Saved data entries:
= = = = =
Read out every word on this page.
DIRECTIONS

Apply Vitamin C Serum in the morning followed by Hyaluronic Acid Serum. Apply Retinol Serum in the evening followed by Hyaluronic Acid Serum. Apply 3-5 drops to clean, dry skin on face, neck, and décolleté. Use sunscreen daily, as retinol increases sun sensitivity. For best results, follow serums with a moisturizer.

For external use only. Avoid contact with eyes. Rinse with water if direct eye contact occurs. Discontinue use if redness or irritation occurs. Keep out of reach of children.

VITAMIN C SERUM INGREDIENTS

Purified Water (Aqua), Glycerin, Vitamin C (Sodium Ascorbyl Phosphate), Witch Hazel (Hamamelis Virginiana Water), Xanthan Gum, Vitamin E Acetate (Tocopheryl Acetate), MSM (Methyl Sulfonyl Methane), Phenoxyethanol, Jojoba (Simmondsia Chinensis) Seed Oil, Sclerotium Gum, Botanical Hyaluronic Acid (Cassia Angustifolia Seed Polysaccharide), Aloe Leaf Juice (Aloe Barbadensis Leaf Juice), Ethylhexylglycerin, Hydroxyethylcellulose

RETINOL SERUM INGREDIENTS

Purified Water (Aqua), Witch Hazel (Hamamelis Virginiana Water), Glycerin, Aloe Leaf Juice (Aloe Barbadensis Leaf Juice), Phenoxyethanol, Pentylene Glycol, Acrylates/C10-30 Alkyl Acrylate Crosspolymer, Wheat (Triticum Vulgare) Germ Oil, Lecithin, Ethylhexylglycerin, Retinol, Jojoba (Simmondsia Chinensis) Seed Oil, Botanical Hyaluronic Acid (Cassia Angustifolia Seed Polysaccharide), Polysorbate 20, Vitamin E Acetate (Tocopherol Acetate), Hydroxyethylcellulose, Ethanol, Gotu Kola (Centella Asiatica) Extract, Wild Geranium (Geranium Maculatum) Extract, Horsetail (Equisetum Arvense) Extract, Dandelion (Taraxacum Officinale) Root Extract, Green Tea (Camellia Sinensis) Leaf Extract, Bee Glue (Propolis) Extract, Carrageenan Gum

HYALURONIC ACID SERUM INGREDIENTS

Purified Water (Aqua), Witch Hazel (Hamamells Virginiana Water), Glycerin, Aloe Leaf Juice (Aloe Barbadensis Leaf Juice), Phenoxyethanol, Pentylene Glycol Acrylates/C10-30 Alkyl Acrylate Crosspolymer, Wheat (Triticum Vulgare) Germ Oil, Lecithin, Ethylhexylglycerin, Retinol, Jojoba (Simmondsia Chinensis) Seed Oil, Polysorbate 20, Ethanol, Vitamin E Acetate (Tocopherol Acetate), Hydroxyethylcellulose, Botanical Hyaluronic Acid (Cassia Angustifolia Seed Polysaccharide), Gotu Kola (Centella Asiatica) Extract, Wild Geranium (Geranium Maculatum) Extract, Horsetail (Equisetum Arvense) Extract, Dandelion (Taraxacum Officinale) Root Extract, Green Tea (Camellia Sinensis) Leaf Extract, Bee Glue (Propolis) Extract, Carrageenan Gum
= = = = =
WHAT THE TASK REQUIRES: Which lines in the records above contain the string "INGREDIENTS"? Copy each one.

IN RESPONSE:
VITAMIN C SERUM INGREDIENTS
RETINOL SERUM INGREDIENTS
HYALURONIC ACID SERUM INGREDIENTS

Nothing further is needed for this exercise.